Dataset items:

────────

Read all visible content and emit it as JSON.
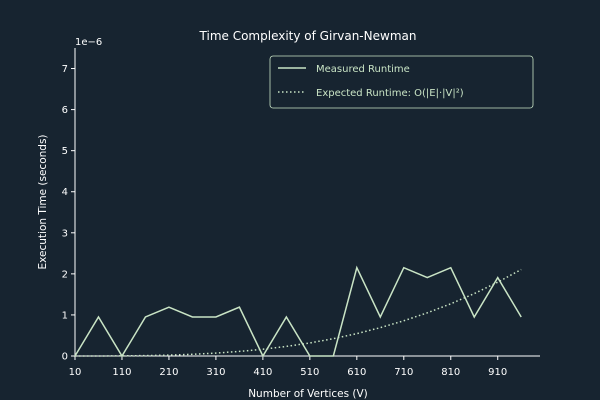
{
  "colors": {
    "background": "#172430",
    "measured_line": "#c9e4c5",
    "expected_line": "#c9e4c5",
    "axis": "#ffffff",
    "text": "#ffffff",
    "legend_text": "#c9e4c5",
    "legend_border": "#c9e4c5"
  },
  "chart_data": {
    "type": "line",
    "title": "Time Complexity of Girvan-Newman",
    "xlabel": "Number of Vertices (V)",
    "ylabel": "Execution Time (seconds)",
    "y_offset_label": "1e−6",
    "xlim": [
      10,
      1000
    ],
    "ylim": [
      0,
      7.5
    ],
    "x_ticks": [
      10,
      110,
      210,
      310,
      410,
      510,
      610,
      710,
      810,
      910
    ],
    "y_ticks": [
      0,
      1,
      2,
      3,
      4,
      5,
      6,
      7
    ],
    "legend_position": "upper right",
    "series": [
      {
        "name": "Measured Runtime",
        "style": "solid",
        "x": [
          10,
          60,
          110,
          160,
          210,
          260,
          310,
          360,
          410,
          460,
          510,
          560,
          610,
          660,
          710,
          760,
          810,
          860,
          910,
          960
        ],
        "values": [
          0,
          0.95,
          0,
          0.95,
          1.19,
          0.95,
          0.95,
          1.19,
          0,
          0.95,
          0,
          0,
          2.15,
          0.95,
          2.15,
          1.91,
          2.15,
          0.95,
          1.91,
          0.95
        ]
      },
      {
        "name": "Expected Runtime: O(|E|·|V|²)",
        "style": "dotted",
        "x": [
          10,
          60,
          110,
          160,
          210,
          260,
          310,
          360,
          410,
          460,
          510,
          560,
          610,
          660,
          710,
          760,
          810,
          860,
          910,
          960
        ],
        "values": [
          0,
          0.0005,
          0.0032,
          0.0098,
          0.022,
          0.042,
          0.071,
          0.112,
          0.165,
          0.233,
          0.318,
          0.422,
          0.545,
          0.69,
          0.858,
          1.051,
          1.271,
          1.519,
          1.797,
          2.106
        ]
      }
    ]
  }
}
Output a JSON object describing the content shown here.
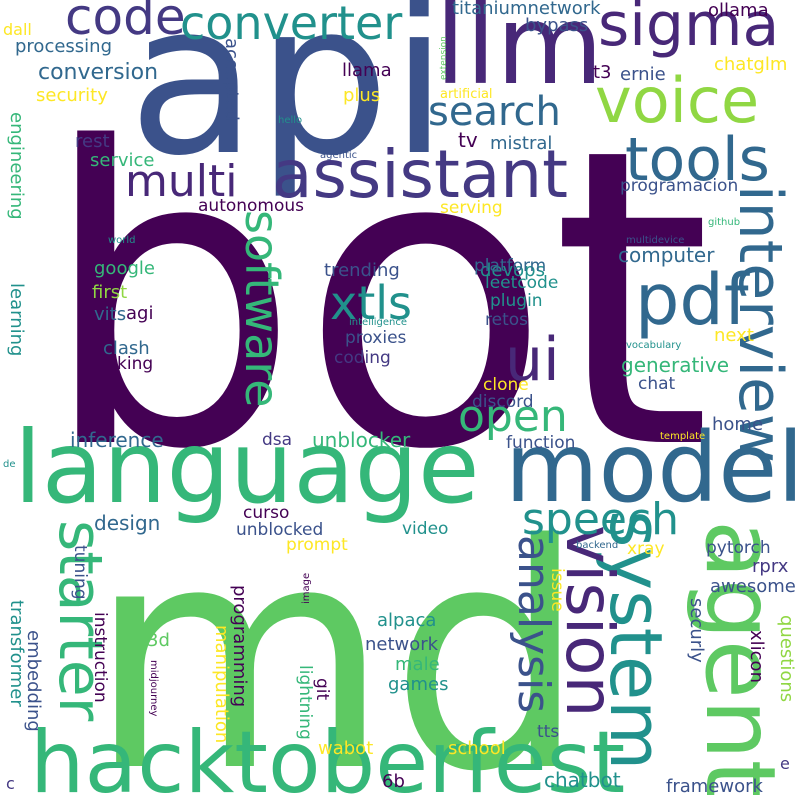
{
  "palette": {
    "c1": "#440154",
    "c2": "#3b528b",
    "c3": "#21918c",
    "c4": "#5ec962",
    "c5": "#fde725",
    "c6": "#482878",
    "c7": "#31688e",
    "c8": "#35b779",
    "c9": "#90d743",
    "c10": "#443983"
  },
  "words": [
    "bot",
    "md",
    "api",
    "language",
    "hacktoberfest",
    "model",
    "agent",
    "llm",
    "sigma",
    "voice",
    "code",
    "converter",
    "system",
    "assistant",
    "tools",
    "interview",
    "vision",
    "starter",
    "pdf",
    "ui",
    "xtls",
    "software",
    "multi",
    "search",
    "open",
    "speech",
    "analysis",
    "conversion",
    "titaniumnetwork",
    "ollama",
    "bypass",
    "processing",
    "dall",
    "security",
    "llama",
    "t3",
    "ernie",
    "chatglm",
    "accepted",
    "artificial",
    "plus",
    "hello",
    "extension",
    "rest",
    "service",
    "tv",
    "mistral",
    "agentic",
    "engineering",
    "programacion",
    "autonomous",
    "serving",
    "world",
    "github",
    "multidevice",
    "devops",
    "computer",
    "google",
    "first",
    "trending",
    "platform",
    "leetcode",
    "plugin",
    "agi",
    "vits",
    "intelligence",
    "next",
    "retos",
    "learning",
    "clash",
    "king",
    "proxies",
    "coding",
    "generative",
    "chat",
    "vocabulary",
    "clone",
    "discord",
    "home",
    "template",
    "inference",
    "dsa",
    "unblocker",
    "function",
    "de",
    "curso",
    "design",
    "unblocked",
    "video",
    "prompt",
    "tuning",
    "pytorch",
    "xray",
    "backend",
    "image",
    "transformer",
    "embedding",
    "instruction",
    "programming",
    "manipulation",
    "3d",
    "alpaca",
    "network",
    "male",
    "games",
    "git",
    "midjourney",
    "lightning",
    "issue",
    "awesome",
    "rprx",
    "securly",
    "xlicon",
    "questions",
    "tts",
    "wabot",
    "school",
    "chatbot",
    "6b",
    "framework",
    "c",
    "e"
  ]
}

────────

WHAT TO PRODUCE: Copy out each record shown above without alteration, skipping any picture.

RESULT OF THE EXERCISE:
Read all visible content and emit it as JSON.
{
  "colors": {
    "background": "#172430",
    "measured_line": "#c9e4c5",
    "expected_line": "#c9e4c5",
    "axis": "#ffffff",
    "text": "#ffffff",
    "legend_text": "#c9e4c5",
    "legend_border": "#c9e4c5"
  },
  "chart_data": {
    "type": "line",
    "title": "Time Complexity of Girvan-Newman",
    "xlabel": "Number of Vertices (V)",
    "ylabel": "Execution Time (seconds)",
    "y_offset_label": "1e−6",
    "xlim": [
      10,
      1000
    ],
    "ylim": [
      0,
      7.5
    ],
    "x_ticks": [
      10,
      110,
      210,
      310,
      410,
      510,
      610,
      710,
      810,
      910
    ],
    "y_ticks": [
      0,
      1,
      2,
      3,
      4,
      5,
      6,
      7
    ],
    "legend_position": "upper right",
    "series": [
      {
        "name": "Measured Runtime",
        "style": "solid",
        "x": [
          10,
          60,
          110,
          160,
          210,
          260,
          310,
          360,
          410,
          460,
          510,
          560,
          610,
          660,
          710,
          760,
          810,
          860,
          910,
          960
        ],
        "values": [
          0,
          0.95,
          0,
          0.95,
          1.19,
          0.95,
          0.95,
          1.19,
          0,
          0.95,
          0,
          0,
          2.15,
          0.95,
          2.15,
          1.91,
          2.15,
          0.95,
          1.91,
          0.95
        ]
      },
      {
        "name": "Expected Runtime: O(|E|·|V|²)",
        "style": "dotted",
        "x": [
          10,
          60,
          110,
          160,
          210,
          260,
          310,
          360,
          410,
          460,
          510,
          560,
          610,
          660,
          710,
          760,
          810,
          860,
          910,
          960
        ],
        "values": [
          0,
          0.0005,
          0.0032,
          0.0098,
          0.022,
          0.042,
          0.071,
          0.112,
          0.165,
          0.233,
          0.318,
          0.422,
          0.545,
          0.69,
          0.858,
          1.051,
          1.271,
          1.519,
          1.797,
          2.106
        ]
      }
    ]
  }
}
Output a JSON object describing the content shown here.
{
  "palette": {
    "c1": "#440154",
    "c2": "#3b528b",
    "c3": "#21918c",
    "c4": "#5ec962",
    "c5": "#fde725",
    "c6": "#482878",
    "c7": "#31688e",
    "c8": "#35b779",
    "c9": "#90d743",
    "c10": "#443983"
  },
  "words": [
    "bot",
    "md",
    "api",
    "language",
    "hacktoberfest",
    "model",
    "agent",
    "llm",
    "sigma",
    "voice",
    "code",
    "converter",
    "system",
    "assistant",
    "tools",
    "interview",
    "vision",
    "starter",
    "pdf",
    "ui",
    "xtls",
    "software",
    "multi",
    "search",
    "open",
    "speech",
    "analysis",
    "conversion",
    "titaniumnetwork",
    "ollama",
    "bypass",
    "processing",
    "dall",
    "security",
    "llama",
    "t3",
    "ernie",
    "chatglm",
    "accepted",
    "artificial",
    "plus",
    "hello",
    "extension",
    "rest",
    "service",
    "tv",
    "mistral",
    "agentic",
    "engineering",
    "programacion",
    "autonomous",
    "serving",
    "world",
    "github",
    "multidevice",
    "devops",
    "computer",
    "google",
    "first",
    "trending",
    "platform",
    "leetcode",
    "plugin",
    "agi",
    "vits",
    "intelligence",
    "next",
    "retos",
    "learning",
    "clash",
    "king",
    "proxies",
    "coding",
    "generative",
    "chat",
    "vocabulary",
    "clone",
    "discord",
    "home",
    "template",
    "inference",
    "dsa",
    "unblocker",
    "function",
    "de",
    "curso",
    "design",
    "unblocked",
    "video",
    "prompt",
    "tuning",
    "pytorch",
    "xray",
    "backend",
    "image",
    "transformer",
    "embedding",
    "instruction",
    "programming",
    "manipulation",
    "3d",
    "alpaca",
    "network",
    "male",
    "games",
    "git",
    "midjourney",
    "lightning",
    "issue",
    "awesome",
    "rprx",
    "securly",
    "xlicon",
    "questions",
    "tts",
    "wabot",
    "school",
    "chatbot",
    "6b",
    "framework",
    "c",
    "e"
  ]
}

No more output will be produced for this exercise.